___ DATA RECORDS

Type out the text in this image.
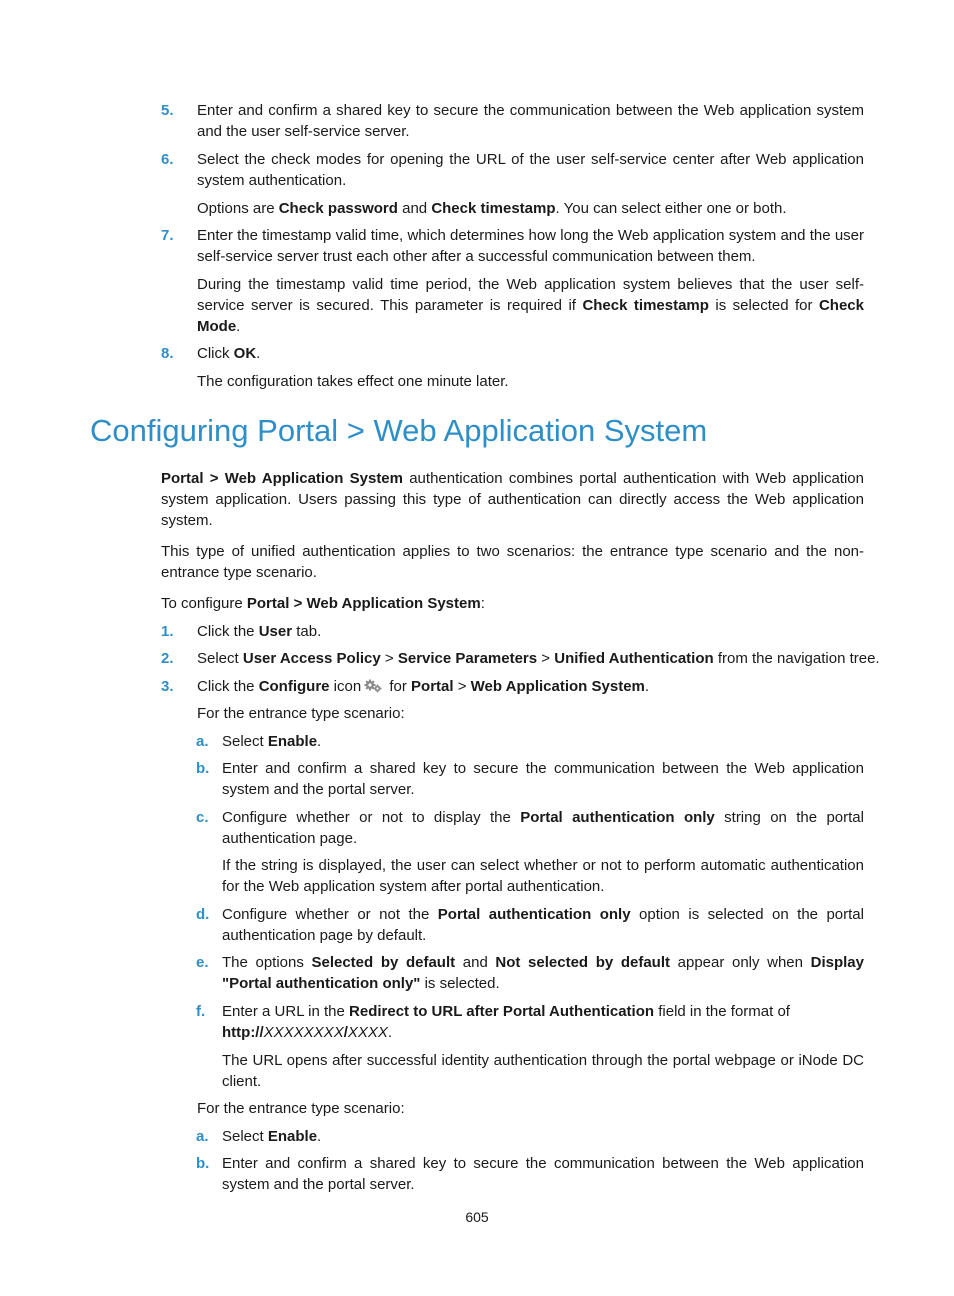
5. Enter and confirm a shared key to secure the communication between the Web application system and the user self-service server.
6. Select the check modes for opening the URL of the user self-service center after Web application system authentication.
Options are Check password and Check timestamp. You can select either one or both.
7. Enter the timestamp valid time, which determines how long the Web application system and the user self-service server trust each other after a successful communication between them.
During the timestamp valid time period, the Web application system believes that the user self-service server is secured. This parameter is required if Check timestamp is selected for Check Mode.
8. Click OK.
The configuration takes effect one minute later.
Configuring Portal > Web Application System
Portal > Web Application System authentication combines portal authentication with Web application system application. Users passing this type of authentication can directly access the Web application system.
This type of unified authentication applies to two scenarios: the entrance type scenario and the non-entrance type scenario.
To configure Portal > Web Application System:
1. Click the User tab.
2. Select User Access Policy > Service Parameters > Unified Authentication from the navigation tree.
3. Click the Configure icon for Portal > Web Application System.
For the entrance type scenario:
a. Select Enable.
b. Enter and confirm a shared key to secure the communication between the Web application system and the portal server.
c. Configure whether or not to display the Portal authentication only string on the portal authentication page.
If the string is displayed, the user can select whether or not to perform automatic authentication for the Web application system after portal authentication.
d. Configure whether or not the Portal authentication only option is selected on the portal authentication page by default.
e. The options Selected by default and Not selected by default appear only when Display "Portal authentication only" is selected.
f. Enter a URL in the Redirect to URL after Portal Authentication field in the format of
http://XXXXXXXX/XXXX.
The URL opens after successful identity authentication through the portal webpage or iNode DC client.
For the entrance type scenario:
a. Select Enable.
b. Enter and confirm a shared key to secure the communication between the Web application system and the portal server.
605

______

* SET PROBLEM: Search the data for the word "successful" and copy each line where it appears.

* THE SOLUTION:
7. Enter the timestamp valid time, which determines how long the Web application system and the user self-service server trust each other after a successful communication between them.
The URL opens after successful identity authentication through the portal webpage or iNode DC client.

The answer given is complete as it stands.